(Rows from a dataset)

• • • • •

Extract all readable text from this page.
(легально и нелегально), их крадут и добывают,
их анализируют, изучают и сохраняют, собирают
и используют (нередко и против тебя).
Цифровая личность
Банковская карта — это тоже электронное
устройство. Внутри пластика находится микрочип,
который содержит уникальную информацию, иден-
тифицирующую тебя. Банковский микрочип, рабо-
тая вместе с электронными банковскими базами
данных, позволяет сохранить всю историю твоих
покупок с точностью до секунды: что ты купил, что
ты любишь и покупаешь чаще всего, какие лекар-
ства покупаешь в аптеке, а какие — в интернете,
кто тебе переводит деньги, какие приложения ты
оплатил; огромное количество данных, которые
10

• • • • •

**WHAT YOU SHOULD DO:**
Please restate the data word for word, every record included.

**RESULT OF THE EXERCISE:**
Extract all readable text from this page.
(легально и нелегально), их крадут и добывают,
их анализируют, изучают и сохраняют, собирают
и используют (нередко и против тебя).
Цифровая личность
Банковская карта — это тоже электронное
устройство. Внутри пластика находится микрочип,
который содержит уникальную информацию, иден-
тифицирующую тебя. Банковский микрочип, рабо-
тая вместе с электронными банковскими базами
данных, позволяет сохранить всю историю твоих
покупок с точностью до секунды: что ты купил, что
ты любишь и покупаешь чаще всего, какие лекар-
ства покупаешь в аптеке, а какие — в интернете,
кто тебе переводит деньги, какие приложения ты
оплатил; огромное количество данных, которые
10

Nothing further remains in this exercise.